[Extracted records]
>> start
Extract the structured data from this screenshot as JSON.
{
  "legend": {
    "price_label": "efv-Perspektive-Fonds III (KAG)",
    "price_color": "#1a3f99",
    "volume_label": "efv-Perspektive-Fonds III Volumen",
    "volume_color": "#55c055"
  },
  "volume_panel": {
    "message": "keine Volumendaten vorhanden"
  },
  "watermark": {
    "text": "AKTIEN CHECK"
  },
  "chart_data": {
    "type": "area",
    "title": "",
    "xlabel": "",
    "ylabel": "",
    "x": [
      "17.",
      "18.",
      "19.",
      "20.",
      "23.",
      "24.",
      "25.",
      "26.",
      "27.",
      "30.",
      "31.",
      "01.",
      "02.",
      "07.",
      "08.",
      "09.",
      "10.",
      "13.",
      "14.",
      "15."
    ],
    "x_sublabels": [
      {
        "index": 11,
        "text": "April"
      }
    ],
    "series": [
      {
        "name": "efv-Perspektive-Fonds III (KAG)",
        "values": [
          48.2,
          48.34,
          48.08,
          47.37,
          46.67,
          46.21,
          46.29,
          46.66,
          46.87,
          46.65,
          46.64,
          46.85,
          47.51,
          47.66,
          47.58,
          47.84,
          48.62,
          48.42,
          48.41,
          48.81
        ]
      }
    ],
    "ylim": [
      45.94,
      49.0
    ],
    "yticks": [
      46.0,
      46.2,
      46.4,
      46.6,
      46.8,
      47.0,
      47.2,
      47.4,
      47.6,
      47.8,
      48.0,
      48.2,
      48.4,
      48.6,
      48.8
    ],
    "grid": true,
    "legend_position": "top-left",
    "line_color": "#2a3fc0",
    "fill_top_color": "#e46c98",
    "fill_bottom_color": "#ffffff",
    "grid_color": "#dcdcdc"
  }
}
>> end
>> start
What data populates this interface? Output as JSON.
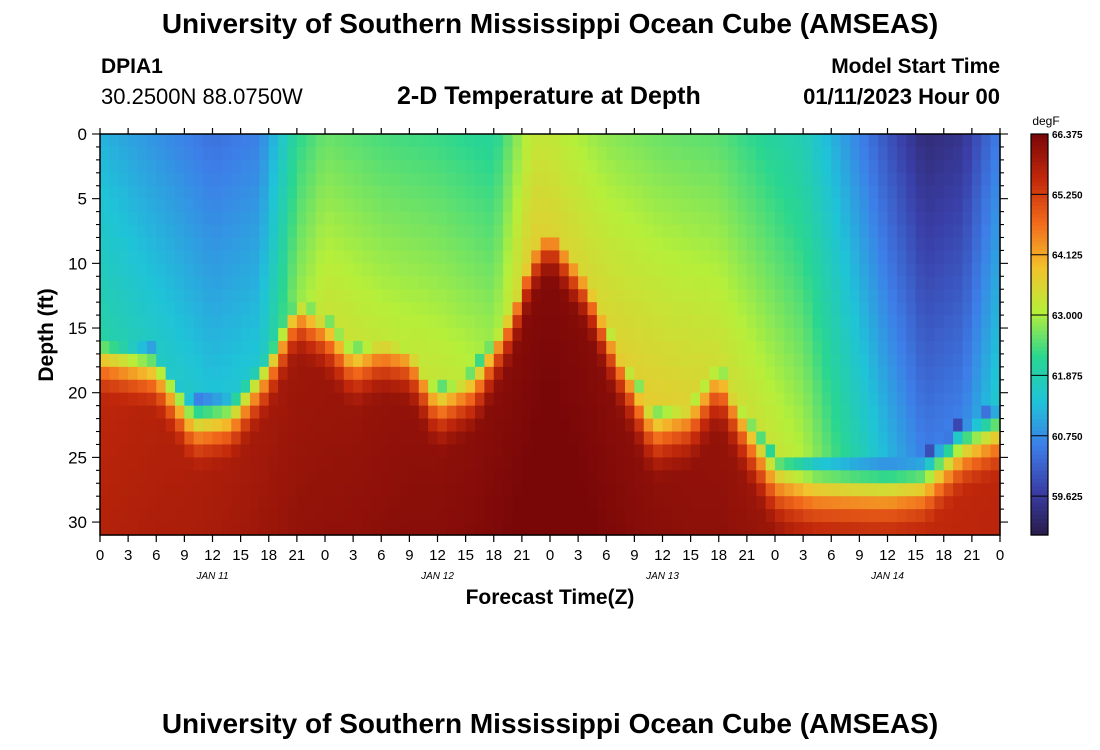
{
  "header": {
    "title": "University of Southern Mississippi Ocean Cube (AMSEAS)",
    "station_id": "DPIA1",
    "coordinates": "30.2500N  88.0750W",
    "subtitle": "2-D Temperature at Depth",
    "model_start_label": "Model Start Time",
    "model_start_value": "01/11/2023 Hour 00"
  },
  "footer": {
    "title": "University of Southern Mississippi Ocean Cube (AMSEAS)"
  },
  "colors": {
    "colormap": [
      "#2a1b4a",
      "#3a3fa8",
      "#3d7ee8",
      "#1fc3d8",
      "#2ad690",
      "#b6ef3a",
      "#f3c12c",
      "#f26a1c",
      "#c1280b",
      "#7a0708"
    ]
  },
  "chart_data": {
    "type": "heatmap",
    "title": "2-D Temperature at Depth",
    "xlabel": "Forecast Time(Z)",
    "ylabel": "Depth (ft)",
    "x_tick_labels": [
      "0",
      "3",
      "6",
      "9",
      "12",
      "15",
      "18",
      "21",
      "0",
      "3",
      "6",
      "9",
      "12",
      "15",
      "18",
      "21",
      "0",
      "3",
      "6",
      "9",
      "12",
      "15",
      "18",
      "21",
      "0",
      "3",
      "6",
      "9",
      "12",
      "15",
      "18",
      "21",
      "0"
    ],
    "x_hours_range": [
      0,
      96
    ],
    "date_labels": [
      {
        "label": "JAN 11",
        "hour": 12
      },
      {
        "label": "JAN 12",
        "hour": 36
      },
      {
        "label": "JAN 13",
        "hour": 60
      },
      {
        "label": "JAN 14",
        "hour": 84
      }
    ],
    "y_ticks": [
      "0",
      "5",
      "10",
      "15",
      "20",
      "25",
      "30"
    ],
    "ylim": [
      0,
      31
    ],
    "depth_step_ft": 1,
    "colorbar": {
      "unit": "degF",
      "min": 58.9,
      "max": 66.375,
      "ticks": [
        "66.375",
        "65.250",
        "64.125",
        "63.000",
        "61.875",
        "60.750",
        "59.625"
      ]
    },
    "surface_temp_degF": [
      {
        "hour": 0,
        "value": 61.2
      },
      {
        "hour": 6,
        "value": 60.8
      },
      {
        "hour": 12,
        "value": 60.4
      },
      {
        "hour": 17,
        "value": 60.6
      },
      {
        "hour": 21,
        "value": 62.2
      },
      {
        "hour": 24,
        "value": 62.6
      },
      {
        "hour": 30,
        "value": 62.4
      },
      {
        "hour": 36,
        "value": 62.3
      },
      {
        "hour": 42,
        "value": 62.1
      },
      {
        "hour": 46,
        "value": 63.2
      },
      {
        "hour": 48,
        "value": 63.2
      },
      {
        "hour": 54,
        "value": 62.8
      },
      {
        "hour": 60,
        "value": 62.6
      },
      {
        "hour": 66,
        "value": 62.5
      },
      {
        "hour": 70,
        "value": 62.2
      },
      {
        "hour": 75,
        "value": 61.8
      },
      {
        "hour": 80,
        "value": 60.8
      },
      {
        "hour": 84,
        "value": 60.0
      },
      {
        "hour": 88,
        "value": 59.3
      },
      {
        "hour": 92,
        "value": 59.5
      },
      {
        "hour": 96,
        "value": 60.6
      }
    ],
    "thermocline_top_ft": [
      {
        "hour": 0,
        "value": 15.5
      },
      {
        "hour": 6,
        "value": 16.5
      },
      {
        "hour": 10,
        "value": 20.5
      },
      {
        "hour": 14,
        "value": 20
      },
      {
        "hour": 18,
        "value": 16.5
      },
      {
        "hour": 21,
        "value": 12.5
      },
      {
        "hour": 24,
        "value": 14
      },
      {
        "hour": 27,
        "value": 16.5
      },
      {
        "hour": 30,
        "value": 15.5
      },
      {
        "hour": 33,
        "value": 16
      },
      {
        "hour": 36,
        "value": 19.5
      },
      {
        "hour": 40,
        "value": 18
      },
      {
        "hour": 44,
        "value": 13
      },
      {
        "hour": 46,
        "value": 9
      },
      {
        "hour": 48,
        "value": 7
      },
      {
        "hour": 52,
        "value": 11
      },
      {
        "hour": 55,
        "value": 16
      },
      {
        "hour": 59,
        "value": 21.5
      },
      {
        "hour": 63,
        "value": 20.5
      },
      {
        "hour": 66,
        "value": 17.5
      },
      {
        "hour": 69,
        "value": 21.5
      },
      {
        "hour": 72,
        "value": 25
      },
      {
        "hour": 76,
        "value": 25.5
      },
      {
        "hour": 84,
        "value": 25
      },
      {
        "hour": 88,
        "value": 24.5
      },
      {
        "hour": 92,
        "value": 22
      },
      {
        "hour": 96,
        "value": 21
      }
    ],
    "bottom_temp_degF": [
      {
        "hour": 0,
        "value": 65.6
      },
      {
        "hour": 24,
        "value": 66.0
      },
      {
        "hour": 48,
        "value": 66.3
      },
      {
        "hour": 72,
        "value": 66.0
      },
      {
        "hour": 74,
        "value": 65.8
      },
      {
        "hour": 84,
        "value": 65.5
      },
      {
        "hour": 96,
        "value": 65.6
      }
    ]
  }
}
>> end
* [Written exercise]
Using the listing above, pick out each line that contains the word "Perspektive", then copy it.

* [Finished exercise]
    "price_label": "efv-Perspektive-Fonds III (KAG)",
    "volume_label": "efv-Perspektive-Fonds III Volumen",
        "name": "efv-Perspektive-Fonds III (KAG)",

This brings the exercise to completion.